Stored data:
◆ ◆ ◆ ◆ ◆ ◆ ◆
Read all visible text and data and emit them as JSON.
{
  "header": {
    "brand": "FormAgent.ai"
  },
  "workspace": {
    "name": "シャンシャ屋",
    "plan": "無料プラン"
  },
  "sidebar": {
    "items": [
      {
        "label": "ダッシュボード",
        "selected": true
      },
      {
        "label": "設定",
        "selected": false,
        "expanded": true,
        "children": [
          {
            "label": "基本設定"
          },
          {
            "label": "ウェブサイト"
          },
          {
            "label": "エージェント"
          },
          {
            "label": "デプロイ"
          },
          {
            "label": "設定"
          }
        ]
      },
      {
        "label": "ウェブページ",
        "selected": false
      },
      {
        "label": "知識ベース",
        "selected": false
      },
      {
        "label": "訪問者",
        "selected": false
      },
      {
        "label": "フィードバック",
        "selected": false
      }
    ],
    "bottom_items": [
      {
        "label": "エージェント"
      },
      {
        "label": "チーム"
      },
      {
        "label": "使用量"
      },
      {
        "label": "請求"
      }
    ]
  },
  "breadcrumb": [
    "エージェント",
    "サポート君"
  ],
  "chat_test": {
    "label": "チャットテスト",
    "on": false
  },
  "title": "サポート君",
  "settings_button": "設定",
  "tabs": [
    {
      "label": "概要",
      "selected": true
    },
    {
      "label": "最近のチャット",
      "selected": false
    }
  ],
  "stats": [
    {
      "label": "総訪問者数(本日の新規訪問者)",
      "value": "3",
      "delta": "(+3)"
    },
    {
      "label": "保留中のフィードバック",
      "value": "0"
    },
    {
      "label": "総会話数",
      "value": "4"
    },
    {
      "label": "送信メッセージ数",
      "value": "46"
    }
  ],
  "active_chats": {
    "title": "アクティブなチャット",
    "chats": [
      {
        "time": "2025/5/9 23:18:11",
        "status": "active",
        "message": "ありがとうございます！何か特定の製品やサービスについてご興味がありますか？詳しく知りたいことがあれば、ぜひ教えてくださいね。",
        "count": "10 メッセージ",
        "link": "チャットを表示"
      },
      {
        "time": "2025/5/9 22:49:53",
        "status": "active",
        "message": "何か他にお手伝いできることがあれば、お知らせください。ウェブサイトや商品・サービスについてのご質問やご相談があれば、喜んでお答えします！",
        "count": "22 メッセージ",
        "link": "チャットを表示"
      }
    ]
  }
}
◆ ◆ ◆ ◆ ◆ ◆ ◆
Retype all of the material, keeping each line exact.

* **Complete answer**
Read all visible text and data and emit them as JSON.
{
  "header": {
    "brand": "FormAgent.ai"
  },
  "workspace": {
    "name": "シャンシャ屋",
    "plan": "無料プラン"
  },
  "sidebar": {
    "items": [
      {
        "label": "ダッシュボード",
        "selected": true
      },
      {
        "label": "設定",
        "selected": false,
        "expanded": true,
        "children": [
          {
            "label": "基本設定"
          },
          {
            "label": "ウェブサイト"
          },
          {
            "label": "エージェント"
          },
          {
            "label": "デプロイ"
          },
          {
            "label": "設定"
          }
        ]
      },
      {
        "label": "ウェブページ",
        "selected": false
      },
      {
        "label": "知識ベース",
        "selected": false
      },
      {
        "label": "訪問者",
        "selected": false
      },
      {
        "label": "フィードバック",
        "selected": false
      }
    ],
    "bottom_items": [
      {
        "label": "エージェント"
      },
      {
        "label": "チーム"
      },
      {
        "label": "使用量"
      },
      {
        "label": "請求"
      }
    ]
  },
  "breadcrumb": [
    "エージェント",
    "サポート君"
  ],
  "chat_test": {
    "label": "チャットテスト",
    "on": false
  },
  "title": "サポート君",
  "settings_button": "設定",
  "tabs": [
    {
      "label": "概要",
      "selected": true
    },
    {
      "label": "最近のチャット",
      "selected": false
    }
  ],
  "stats": [
    {
      "label": "総訪問者数(本日の新規訪問者)",
      "value": "3",
      "delta": "(+3)"
    },
    {
      "label": "保留中のフィードバック",
      "value": "0"
    },
    {
      "label": "総会話数",
      "value": "4"
    },
    {
      "label": "送信メッセージ数",
      "value": "46"
    }
  ],
  "active_chats": {
    "title": "アクティブなチャット",
    "chats": [
      {
        "time": "2025/5/9 23:18:11",
        "status": "active",
        "message": "ありがとうございます！何か特定の製品やサービスについてご興味がありますか？詳しく知りたいことがあれば、ぜひ教えてくださいね。",
        "count": "10 メッセージ",
        "link": "チャットを表示"
      },
      {
        "time": "2025/5/9 22:49:53",
        "status": "active",
        "message": "何か他にお手伝いできることがあれば、お知らせください。ウェブサイトや商品・サービスについてのご質問やご相談があれば、喜んでお答えします！",
        "count": "22 メッセージ",
        "link": "チャットを表示"
      }
    ]
  }
}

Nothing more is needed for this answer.